§ **Work required**: Below is a set of records; print all of them exactly as written.

════════════════════

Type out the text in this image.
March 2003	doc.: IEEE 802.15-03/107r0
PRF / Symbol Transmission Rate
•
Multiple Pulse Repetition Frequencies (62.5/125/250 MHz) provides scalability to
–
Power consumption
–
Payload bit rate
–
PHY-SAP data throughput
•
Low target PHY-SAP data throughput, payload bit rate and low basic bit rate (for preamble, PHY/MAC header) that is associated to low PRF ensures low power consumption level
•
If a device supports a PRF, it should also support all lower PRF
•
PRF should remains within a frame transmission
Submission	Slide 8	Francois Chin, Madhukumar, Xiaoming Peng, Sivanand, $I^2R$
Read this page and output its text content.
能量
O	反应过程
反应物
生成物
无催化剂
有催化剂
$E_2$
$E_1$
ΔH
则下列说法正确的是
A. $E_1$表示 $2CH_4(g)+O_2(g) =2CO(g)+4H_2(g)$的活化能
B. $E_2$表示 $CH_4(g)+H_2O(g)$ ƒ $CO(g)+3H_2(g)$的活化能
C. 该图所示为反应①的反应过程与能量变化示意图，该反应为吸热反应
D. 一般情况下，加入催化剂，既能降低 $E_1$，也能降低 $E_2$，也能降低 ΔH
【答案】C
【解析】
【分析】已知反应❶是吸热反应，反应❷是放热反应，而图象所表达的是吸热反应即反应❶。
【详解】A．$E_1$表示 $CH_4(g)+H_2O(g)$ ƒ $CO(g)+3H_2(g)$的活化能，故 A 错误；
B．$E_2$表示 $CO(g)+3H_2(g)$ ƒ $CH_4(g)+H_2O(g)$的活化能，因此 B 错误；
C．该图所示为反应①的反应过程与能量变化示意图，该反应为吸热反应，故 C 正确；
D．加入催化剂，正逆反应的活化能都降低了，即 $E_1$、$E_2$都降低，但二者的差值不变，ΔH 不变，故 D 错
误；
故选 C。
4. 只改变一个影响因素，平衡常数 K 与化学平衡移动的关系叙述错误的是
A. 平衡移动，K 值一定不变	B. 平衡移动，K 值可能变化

════════════════════

§ **Task response**:
Type out the text in this image.
March 2003	doc.: IEEE 802.15-03/107r0
PRF / Symbol Transmission Rate
•
Multiple Pulse Repetition Frequencies (62.5/125/250 MHz) provides scalability to
–
Power consumption
–
Payload bit rate
–
PHY-SAP data throughput
•
Low target PHY-SAP data throughput, payload bit rate and low basic bit rate (for preamble, PHY/MAC header) that is associated to low PRF ensures low power consumption level
•
If a device supports a PRF, it should also support all lower PRF
•
PRF should remains within a frame transmission
Submission	Slide 8	Francois Chin, Madhukumar, Xiaoming Peng, Sivanand, $I^2R$
Read this page and output its text content.
能量
O	反应过程
反应物
生成物
无催化剂
有催化剂
$E_2$
$E_1$
ΔH
则下列说法正确的是
A. $E_1$表示 $2CH_4(g)+O_2(g) =2CO(g)+4H_2(g)$的活化能
B. $E_2$表示 $CH_4(g)+H_2O(g)$ ƒ $CO(g)+3H_2(g)$的活化能
C. 该图所示为反应①的反应过程与能量变化示意图，该反应为吸热反应
D. 一般情况下，加入催化剂，既能降低 $E_1$，也能降低 $E_2$，也能降低 ΔH
【答案】C
【解析】
【分析】已知反应❶是吸热反应，反应❷是放热反应，而图象所表达的是吸热反应即反应❶。
【详解】A．$E_1$表示 $CH_4(g)+H_2O(g)$ ƒ $CO(g)+3H_2(g)$的活化能，故 A 错误；
B．$E_2$表示 $CO(g)+3H_2(g)$ ƒ $CH_4(g)+H_2O(g)$的活化能，因此 B 错误；
C．该图所示为反应①的反应过程与能量变化示意图，该反应为吸热反应，故 C 正确；
D．加入催化剂，正逆反应的活化能都降低了，即 $E_1$、$E_2$都降低，但二者的差值不变，ΔH 不变，故 D 错
误；
故选 C。
4. 只改变一个影响因素，平衡常数 K 与化学平衡移动的关系叙述错误的是
A. 平衡移动，K 值一定不变	B. 平衡移动，K 值可能变化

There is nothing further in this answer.